YOUR OBJECTIVE:
Which lines have the string "title"? Copy all of them from the entries below.

PROVIDED DATA:
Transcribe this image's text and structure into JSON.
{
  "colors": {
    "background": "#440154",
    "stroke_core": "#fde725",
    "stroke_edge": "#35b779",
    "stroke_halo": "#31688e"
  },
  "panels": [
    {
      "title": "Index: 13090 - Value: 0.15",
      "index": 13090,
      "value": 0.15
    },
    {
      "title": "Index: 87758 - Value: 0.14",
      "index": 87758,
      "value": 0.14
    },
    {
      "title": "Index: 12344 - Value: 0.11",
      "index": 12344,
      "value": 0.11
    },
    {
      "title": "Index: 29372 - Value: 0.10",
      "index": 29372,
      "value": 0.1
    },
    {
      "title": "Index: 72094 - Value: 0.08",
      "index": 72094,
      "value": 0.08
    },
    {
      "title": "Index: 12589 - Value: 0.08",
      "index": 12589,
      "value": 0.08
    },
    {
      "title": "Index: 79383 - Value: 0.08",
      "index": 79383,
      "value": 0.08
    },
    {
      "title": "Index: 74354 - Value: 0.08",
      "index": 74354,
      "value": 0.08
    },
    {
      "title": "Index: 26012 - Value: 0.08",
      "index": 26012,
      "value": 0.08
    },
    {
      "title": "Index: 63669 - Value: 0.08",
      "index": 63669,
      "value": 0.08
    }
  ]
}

CORRECT RESULT:
      "title": "Index: 13090 - Value: 0.15",
      "title": "Index: 87758 - Value: 0.14",
      "title": "Index: 12344 - Value: 0.11",
      "title": "Index: 29372 - Value: 0.10",
      "title": "Index: 72094 - Value: 0.08",
      "title": "Index: 12589 - Value: 0.08",
      "title": "Index: 79383 - Value: 0.08",
      "title": "Index: 74354 - Value: 0.08",
      "title": "Index: 26012 - Value: 0.08",
      "title": "Index: 63669 - Value: 0.08",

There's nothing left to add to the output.